### Required task
Please repeat all of the listing exactly.

Collected data entries

⟨

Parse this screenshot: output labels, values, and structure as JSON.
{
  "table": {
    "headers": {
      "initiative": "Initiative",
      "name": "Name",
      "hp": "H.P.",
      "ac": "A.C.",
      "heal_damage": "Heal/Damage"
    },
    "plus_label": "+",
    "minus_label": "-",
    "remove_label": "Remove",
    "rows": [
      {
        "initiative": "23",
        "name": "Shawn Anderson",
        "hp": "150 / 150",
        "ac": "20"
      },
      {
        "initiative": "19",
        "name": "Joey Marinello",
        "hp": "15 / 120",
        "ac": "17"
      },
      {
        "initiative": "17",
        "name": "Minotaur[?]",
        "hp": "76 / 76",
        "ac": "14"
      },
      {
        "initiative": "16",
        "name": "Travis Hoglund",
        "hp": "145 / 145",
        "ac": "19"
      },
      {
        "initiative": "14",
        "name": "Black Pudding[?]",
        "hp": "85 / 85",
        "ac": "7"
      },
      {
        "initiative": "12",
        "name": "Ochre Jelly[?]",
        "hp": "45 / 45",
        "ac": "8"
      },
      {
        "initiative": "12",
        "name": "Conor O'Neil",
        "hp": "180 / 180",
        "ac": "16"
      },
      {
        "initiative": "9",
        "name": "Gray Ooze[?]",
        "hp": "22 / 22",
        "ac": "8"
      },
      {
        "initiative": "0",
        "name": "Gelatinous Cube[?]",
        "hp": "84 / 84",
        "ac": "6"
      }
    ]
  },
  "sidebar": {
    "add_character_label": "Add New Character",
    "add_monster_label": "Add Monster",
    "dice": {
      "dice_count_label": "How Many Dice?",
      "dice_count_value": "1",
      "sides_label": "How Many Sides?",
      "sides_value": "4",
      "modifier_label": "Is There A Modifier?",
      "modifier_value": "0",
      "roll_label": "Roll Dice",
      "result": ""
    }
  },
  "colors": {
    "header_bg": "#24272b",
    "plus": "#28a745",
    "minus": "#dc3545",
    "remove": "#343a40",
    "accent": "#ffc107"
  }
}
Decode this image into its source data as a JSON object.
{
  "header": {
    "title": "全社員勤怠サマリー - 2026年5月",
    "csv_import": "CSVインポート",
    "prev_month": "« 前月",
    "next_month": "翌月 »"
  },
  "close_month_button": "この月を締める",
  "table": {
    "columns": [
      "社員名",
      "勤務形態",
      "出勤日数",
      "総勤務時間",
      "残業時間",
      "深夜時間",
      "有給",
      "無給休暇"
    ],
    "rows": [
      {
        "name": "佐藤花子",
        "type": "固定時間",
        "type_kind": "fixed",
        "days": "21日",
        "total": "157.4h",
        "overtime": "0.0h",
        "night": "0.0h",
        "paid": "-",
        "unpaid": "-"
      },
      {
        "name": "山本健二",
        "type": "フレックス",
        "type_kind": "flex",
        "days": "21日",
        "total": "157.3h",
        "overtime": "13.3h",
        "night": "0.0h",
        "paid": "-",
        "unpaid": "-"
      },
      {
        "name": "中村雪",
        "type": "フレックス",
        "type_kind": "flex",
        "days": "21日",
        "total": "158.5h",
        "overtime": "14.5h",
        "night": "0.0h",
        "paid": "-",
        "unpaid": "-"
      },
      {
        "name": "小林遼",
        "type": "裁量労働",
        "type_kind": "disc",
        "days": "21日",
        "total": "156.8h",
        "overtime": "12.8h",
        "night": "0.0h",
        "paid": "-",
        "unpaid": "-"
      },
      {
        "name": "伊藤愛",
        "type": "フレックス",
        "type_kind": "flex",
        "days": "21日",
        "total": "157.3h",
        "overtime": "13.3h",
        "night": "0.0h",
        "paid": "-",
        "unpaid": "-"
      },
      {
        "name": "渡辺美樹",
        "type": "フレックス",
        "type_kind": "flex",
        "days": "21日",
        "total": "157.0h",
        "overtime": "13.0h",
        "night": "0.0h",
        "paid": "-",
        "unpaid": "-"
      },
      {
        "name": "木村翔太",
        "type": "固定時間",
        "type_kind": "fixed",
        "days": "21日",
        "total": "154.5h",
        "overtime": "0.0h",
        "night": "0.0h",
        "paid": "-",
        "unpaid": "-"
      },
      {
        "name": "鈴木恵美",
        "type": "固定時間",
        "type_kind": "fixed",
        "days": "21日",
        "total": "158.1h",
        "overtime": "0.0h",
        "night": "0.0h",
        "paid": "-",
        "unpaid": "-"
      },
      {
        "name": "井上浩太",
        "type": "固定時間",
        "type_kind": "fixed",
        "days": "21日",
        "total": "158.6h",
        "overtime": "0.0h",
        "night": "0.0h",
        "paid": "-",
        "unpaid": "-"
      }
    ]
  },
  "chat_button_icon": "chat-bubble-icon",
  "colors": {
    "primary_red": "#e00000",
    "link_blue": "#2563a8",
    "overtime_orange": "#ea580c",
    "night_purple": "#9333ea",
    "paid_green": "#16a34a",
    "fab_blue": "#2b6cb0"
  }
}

⟩

### The reply
Parse this screenshot: output labels, values, and structure as JSON.
{
  "table": {
    "headers": {
      "initiative": "Initiative",
      "name": "Name",
      "hp": "H.P.",
      "ac": "A.C.",
      "heal_damage": "Heal/Damage"
    },
    "plus_label": "+",
    "minus_label": "-",
    "remove_label": "Remove",
    "rows": [
      {
        "initiative": "23",
        "name": "Shawn Anderson",
        "hp": "150 / 150",
        "ac": "20"
      },
      {
        "initiative": "19",
        "name": "Joey Marinello",
        "hp": "15 / 120",
        "ac": "17"
      },
      {
        "initiative": "17",
        "name": "Minotaur[?]",
        "hp": "76 / 76",
        "ac": "14"
      },
      {
        "initiative": "16",
        "name": "Travis Hoglund",
        "hp": "145 / 145",
        "ac": "19"
      },
      {
        "initiative": "14",
        "name": "Black Pudding[?]",
        "hp": "85 / 85",
        "ac": "7"
      },
      {
        "initiative": "12",
        "name": "Ochre Jelly[?]",
        "hp": "45 / 45",
        "ac": "8"
      },
      {
        "initiative": "12",
        "name": "Conor O'Neil",
        "hp": "180 / 180",
        "ac": "16"
      },
      {
        "initiative": "9",
        "name": "Gray Ooze[?]",
        "hp": "22 / 22",
        "ac": "8"
      },
      {
        "initiative": "0",
        "name": "Gelatinous Cube[?]",
        "hp": "84 / 84",
        "ac": "6"
      }
    ]
  },
  "sidebar": {
    "add_character_label": "Add New Character",
    "add_monster_label": "Add Monster",
    "dice": {
      "dice_count_label": "How Many Dice?",
      "dice_count_value": "1",
      "sides_label": "How Many Sides?",
      "sides_value": "4",
      "modifier_label": "Is There A Modifier?",
      "modifier_value": "0",
      "roll_label": "Roll Dice",
      "result": ""
    }
  },
  "colors": {
    "header_bg": "#24272b",
    "plus": "#28a745",
    "minus": "#dc3545",
    "remove": "#343a40",
    "accent": "#ffc107"
  }
}
Decode this image into its source data as a JSON object.
{
  "header": {
    "title": "全社員勤怠サマリー - 2026年5月",
    "csv_import": "CSVインポート",
    "prev_month": "« 前月",
    "next_month": "翌月 »"
  },
  "close_month_button": "この月を締める",
  "table": {
    "columns": [
      "社員名",
      "勤務形態",
      "出勤日数",
      "総勤務時間",
      "残業時間",
      "深夜時間",
      "有給",
      "無給休暇"
    ],
    "rows": [
      {
        "name": "佐藤花子",
        "type": "固定時間",
        "type_kind": "fixed",
        "days": "21日",
        "total": "157.4h",
        "overtime": "0.0h",
        "night": "0.0h",
        "paid": "-",
        "unpaid": "-"
      },
      {
        "name": "山本健二",
        "type": "フレックス",
        "type_kind": "flex",
        "days": "21日",
        "total": "157.3h",
        "overtime": "13.3h",
        "night": "0.0h",
        "paid": "-",
        "unpaid": "-"
      },
      {
        "name": "中村雪",
        "type": "フレックス",
        "type_kind": "flex",
        "days": "21日",
        "total": "158.5h",
        "overtime": "14.5h",
        "night": "0.0h",
        "paid": "-",
        "unpaid": "-"
      },
      {
        "name": "小林遼",
        "type": "裁量労働",
        "type_kind": "disc",
        "days": "21日",
        "total": "156.8h",
        "overtime": "12.8h",
        "night": "0.0h",
        "paid": "-",
        "unpaid": "-"
      },
      {
        "name": "伊藤愛",
        "type": "フレックス",
        "type_kind": "flex",
        "days": "21日",
        "total": "157.3h",
        "overtime": "13.3h",
        "night": "0.0h",
        "paid": "-",
        "unpaid": "-"
      },
      {
        "name": "渡辺美樹",
        "type": "フレックス",
        "type_kind": "flex",
        "days": "21日",
        "total": "157.0h",
        "overtime": "13.0h",
        "night": "0.0h",
        "paid": "-",
        "unpaid": "-"
      },
      {
        "name": "木村翔太",
        "type": "固定時間",
        "type_kind": "fixed",
        "days": "21日",
        "total": "154.5h",
        "overtime": "0.0h",
        "night": "0.0h",
        "paid": "-",
        "unpaid": "-"
      },
      {
        "name": "鈴木恵美",
        "type": "固定時間",
        "type_kind": "fixed",
        "days": "21日",
        "total": "158.1h",
        "overtime": "0.0h",
        "night": "0.0h",
        "paid": "-",
        "unpaid": "-"
      },
      {
        "name": "井上浩太",
        "type": "固定時間",
        "type_kind": "fixed",
        "days": "21日",
        "total": "158.6h",
        "overtime": "0.0h",
        "night": "0.0h",
        "paid": "-",
        "unpaid": "-"
      }
    ]
  },
  "chat_button_icon": "chat-bubble-icon",
  "colors": {
    "primary_red": "#e00000",
    "link_blue": "#2563a8",
    "overtime_orange": "#ea580c",
    "night_purple": "#9333ea",
    "paid_green": "#16a34a",
    "fab_blue": "#2b6cb0"
  }
}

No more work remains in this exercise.